** STATED GOAL **
Copy out every line exactly, passing over the pictures.
— Start —
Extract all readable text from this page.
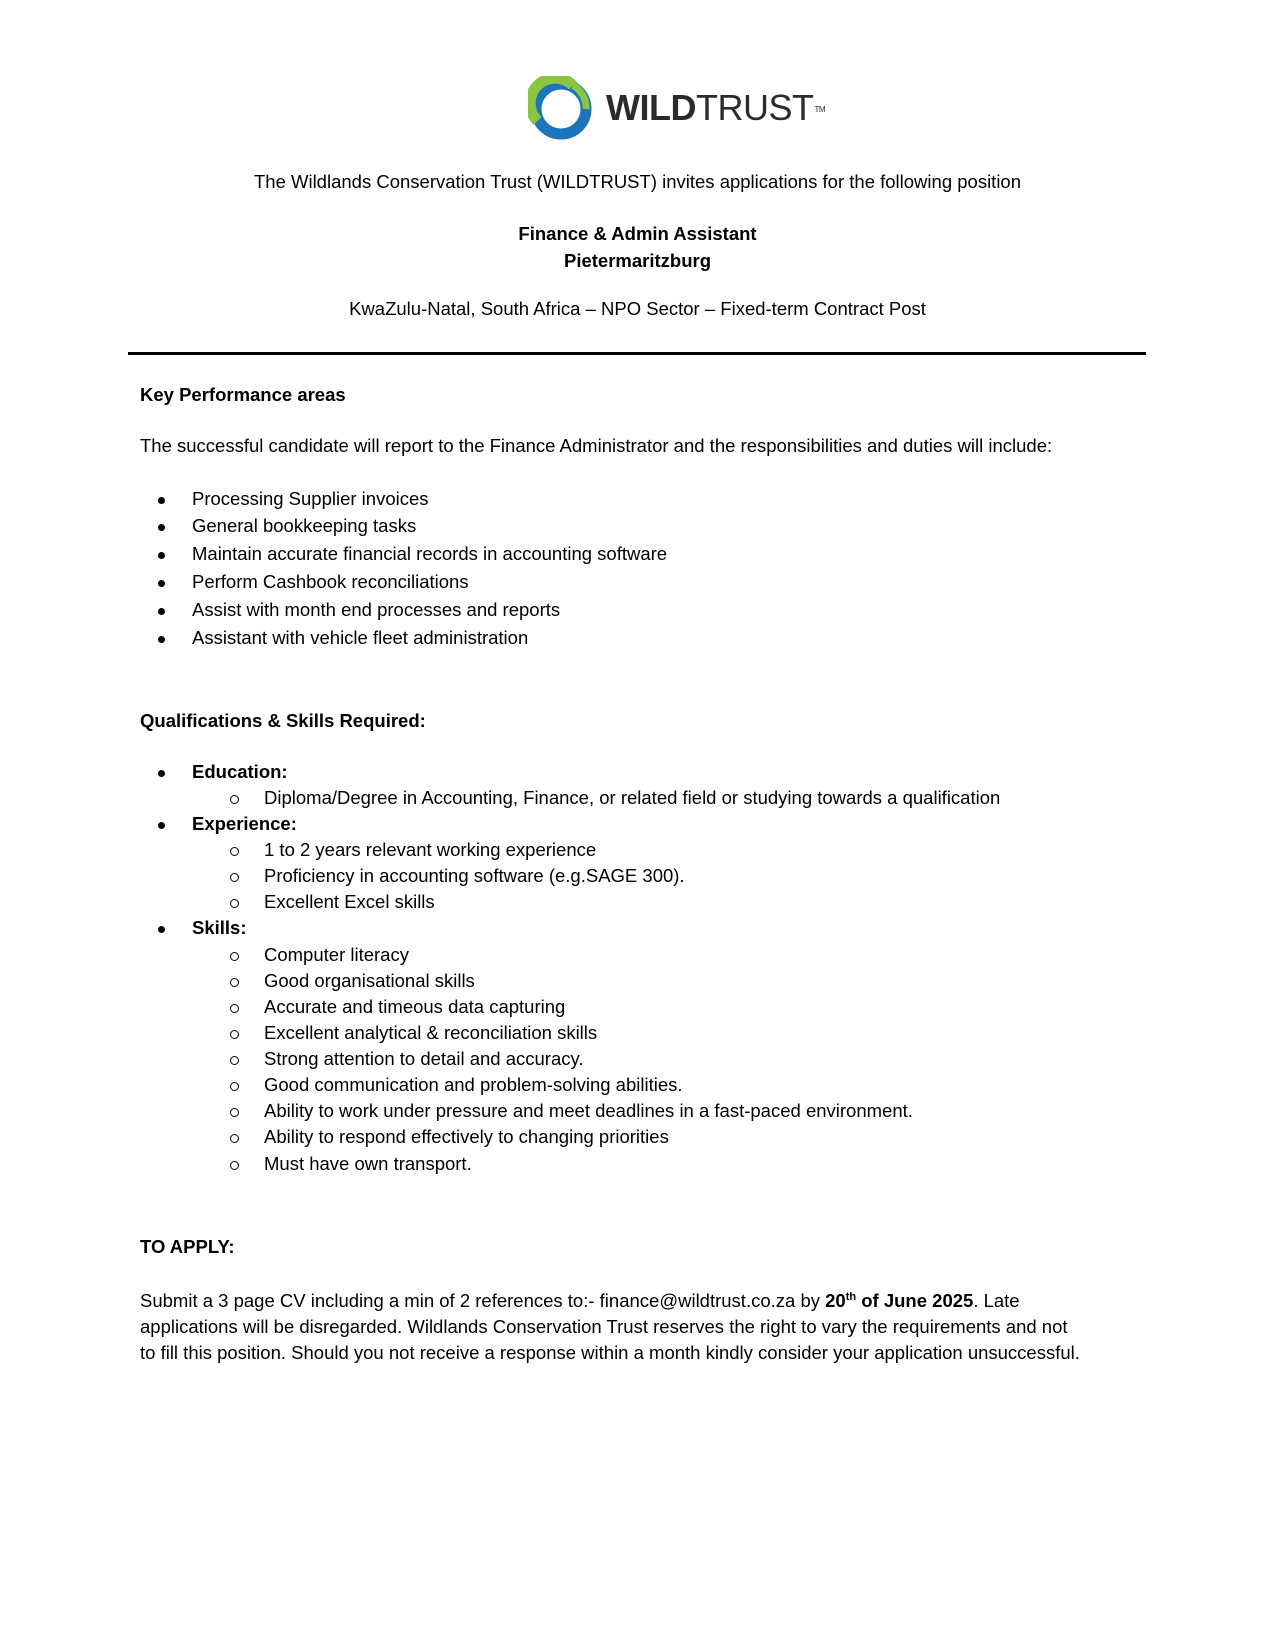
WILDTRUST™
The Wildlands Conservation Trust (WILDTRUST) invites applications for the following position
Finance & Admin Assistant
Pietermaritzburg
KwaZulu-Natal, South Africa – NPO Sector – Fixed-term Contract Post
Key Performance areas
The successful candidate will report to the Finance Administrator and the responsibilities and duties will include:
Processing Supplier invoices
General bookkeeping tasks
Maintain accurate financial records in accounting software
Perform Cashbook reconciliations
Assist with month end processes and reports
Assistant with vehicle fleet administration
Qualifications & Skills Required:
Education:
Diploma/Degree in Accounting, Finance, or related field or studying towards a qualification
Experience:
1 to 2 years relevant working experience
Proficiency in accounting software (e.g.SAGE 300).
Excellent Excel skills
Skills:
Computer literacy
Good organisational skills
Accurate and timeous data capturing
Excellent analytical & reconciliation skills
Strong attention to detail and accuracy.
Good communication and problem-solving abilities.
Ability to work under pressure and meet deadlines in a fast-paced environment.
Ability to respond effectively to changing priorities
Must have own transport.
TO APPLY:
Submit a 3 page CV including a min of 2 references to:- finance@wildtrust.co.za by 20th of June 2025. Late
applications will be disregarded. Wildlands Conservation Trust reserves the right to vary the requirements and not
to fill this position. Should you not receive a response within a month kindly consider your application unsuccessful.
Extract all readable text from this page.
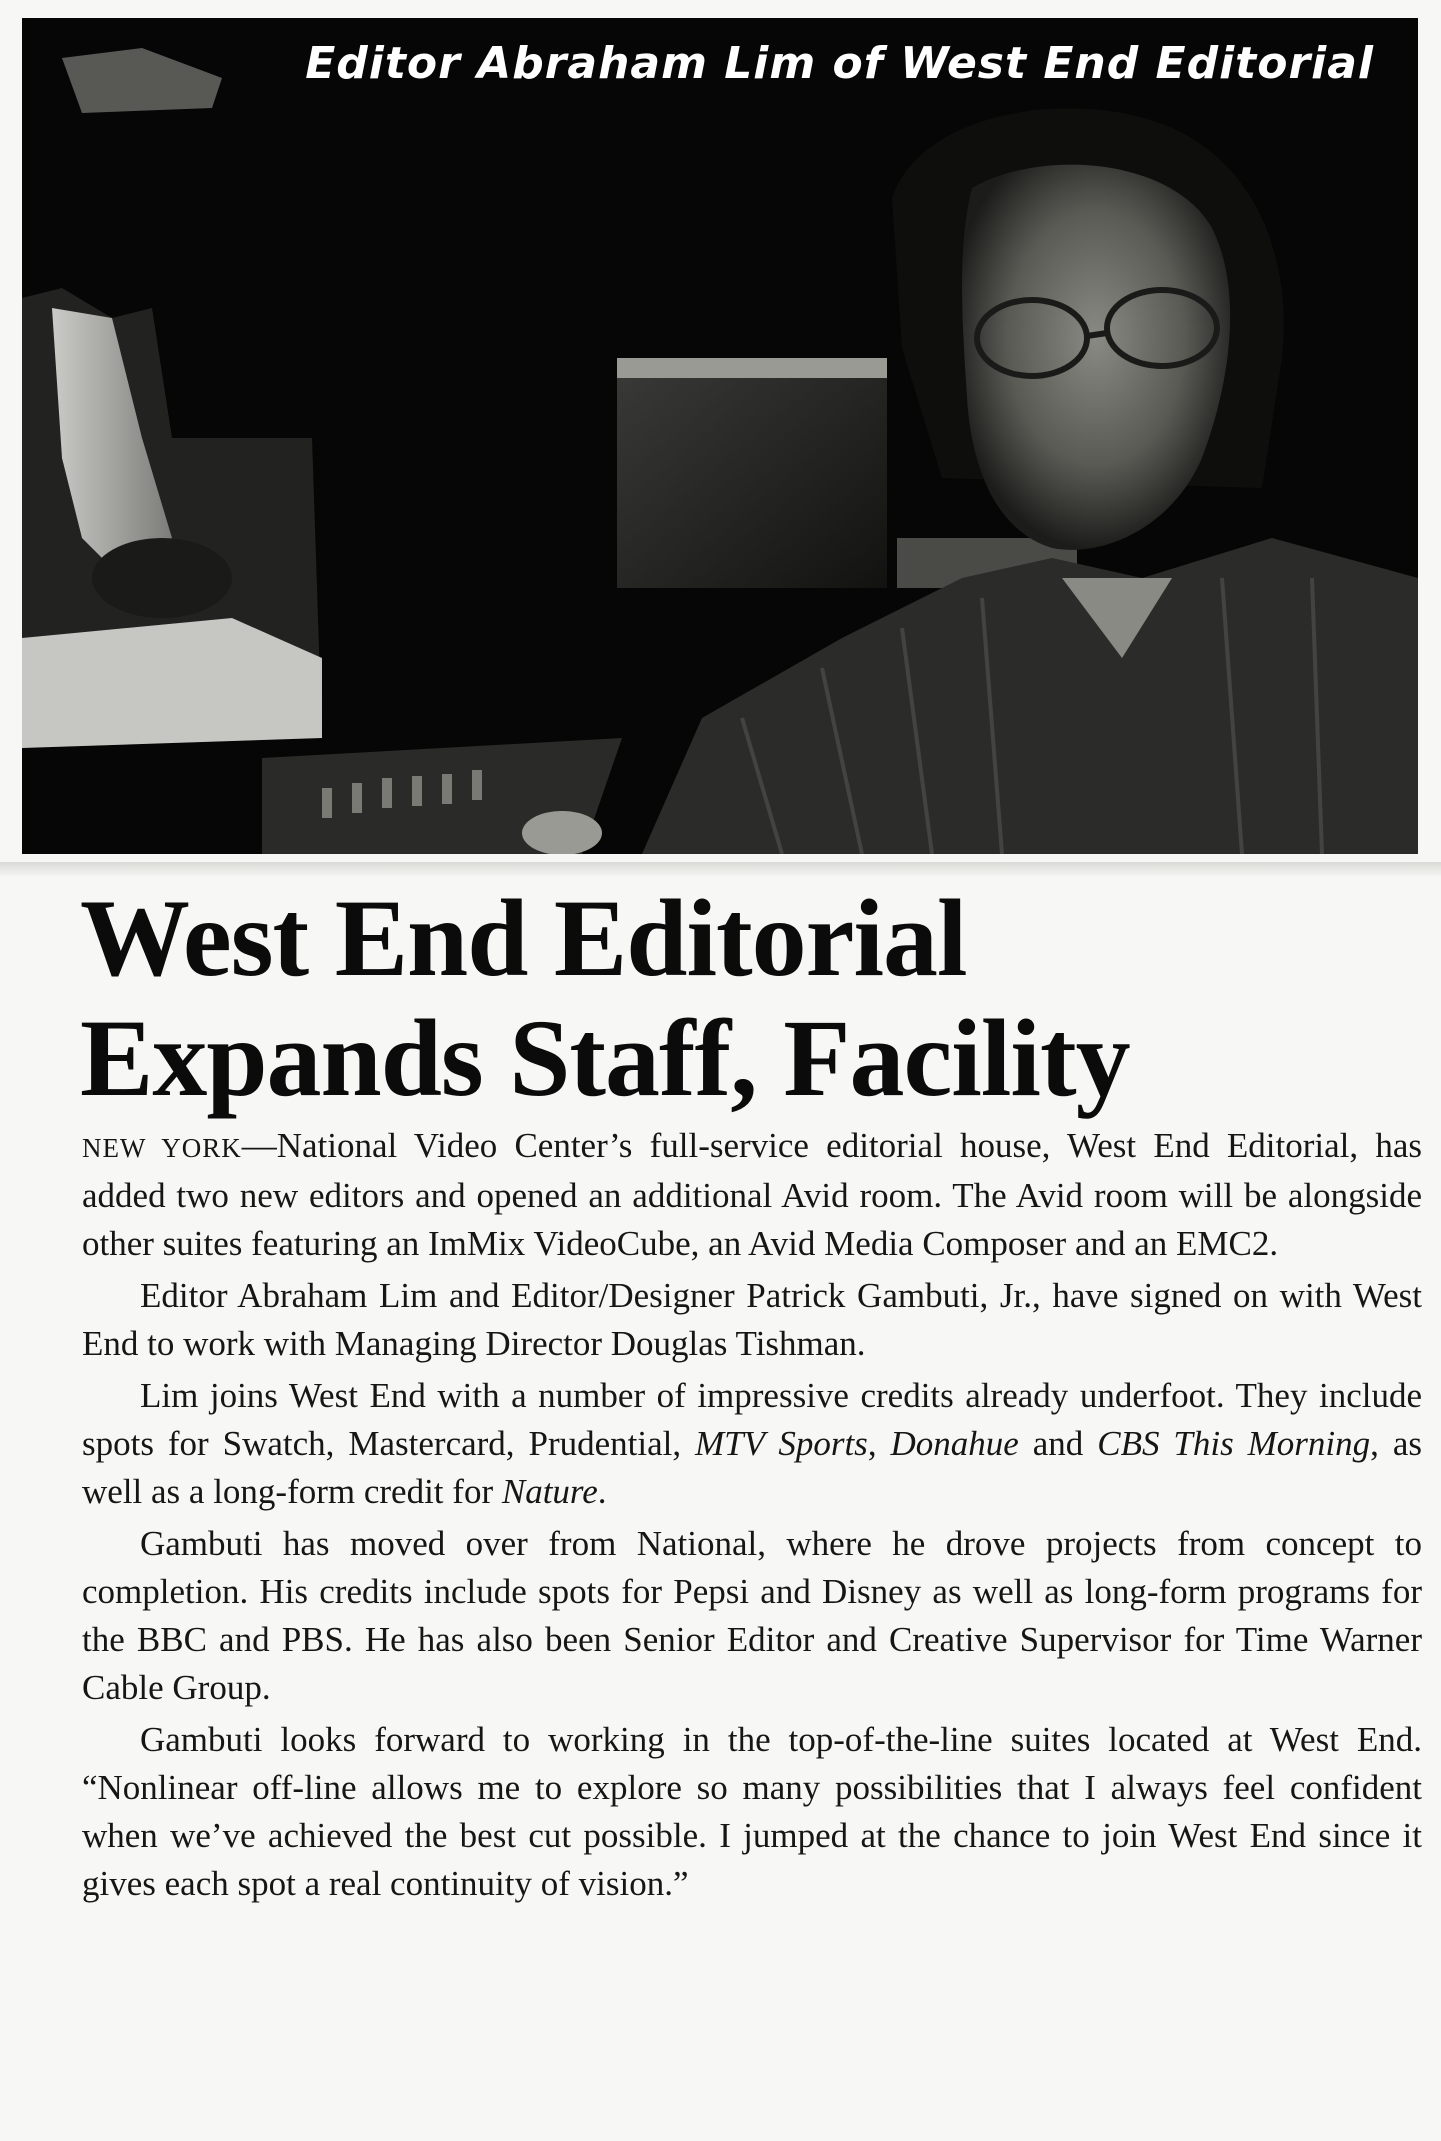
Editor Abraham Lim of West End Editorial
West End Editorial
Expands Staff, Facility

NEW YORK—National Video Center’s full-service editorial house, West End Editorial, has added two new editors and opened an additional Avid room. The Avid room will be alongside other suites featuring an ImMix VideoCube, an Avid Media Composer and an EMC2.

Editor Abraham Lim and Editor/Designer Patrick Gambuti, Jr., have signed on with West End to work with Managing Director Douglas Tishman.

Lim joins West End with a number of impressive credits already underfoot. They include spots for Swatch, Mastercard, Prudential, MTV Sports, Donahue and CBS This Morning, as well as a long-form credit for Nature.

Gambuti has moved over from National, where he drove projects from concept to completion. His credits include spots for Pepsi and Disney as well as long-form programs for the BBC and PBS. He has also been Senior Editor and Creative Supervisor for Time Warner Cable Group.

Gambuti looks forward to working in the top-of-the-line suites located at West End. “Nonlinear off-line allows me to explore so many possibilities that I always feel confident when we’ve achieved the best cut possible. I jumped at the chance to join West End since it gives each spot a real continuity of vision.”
— End —
** RESULT **
Extract all readable text from this page.
WILDTRUST™
The Wildlands Conservation Trust (WILDTRUST) invites applications for the following position
Finance & Admin Assistant
Pietermaritzburg
KwaZulu-Natal, South Africa – NPO Sector – Fixed-term Contract Post
Key Performance areas
The successful candidate will report to the Finance Administrator and the responsibilities and duties will include:
Processing Supplier invoices
General bookkeeping tasks
Maintain accurate financial records in accounting software
Perform Cashbook reconciliations
Assist with month end processes and reports
Assistant with vehicle fleet administration
Qualifications & Skills Required:
Education:
Diploma/Degree in Accounting, Finance, or related field or studying towards a qualification
Experience:
1 to 2 years relevant working experience
Proficiency in accounting software (e.g.SAGE 300).
Excellent Excel skills
Skills:
Computer literacy
Good organisational skills
Accurate and timeous data capturing
Excellent analytical & reconciliation skills
Strong attention to detail and accuracy.
Good communication and problem-solving abilities.
Ability to work under pressure and meet deadlines in a fast-paced environment.
Ability to respond effectively to changing priorities
Must have own transport.
TO APPLY:
Submit a 3 page CV including a min of 2 references to:- finance@wildtrust.co.za by 20th of June 2025. Late
applications will be disregarded. Wildlands Conservation Trust reserves the right to vary the requirements and not
to fill this position. Should you not receive a response within a month kindly consider your application unsuccessful.
Extract all readable text from this page.
Editor Abraham Lim of West End Editorial
West End Editorial
Expands Staff, Facility

NEW YORK—National Video Center’s full-service editorial house, West End Editorial, has added two new editors and opened an additional Avid room. The Avid room will be alongside other suites featuring an ImMix VideoCube, an Avid Media Composer and an EMC2.

Editor Abraham Lim and Editor/Designer Patrick Gambuti, Jr., have signed on with West End to work with Managing Director Douglas Tishman.

Lim joins West End with a number of impressive credits already underfoot. They include spots for Swatch, Mastercard, Prudential, MTV Sports, Donahue and CBS This Morning, as well as a long-form credit for Nature.

Gambuti has moved over from National, where he drove projects from concept to completion. His credits include spots for Pepsi and Disney as well as long-form programs for the BBC and PBS. He has also been Senior Editor and Creative Supervisor for Time Warner Cable Group.

Gambuti looks forward to working in the top-of-the-line suites located at West End. “Nonlinear off-line allows me to explore so many possibilities that I always feel confident when we’ve achieved the best cut possible. I jumped at the chance to join West End since it gives each spot a real continuity of vision.”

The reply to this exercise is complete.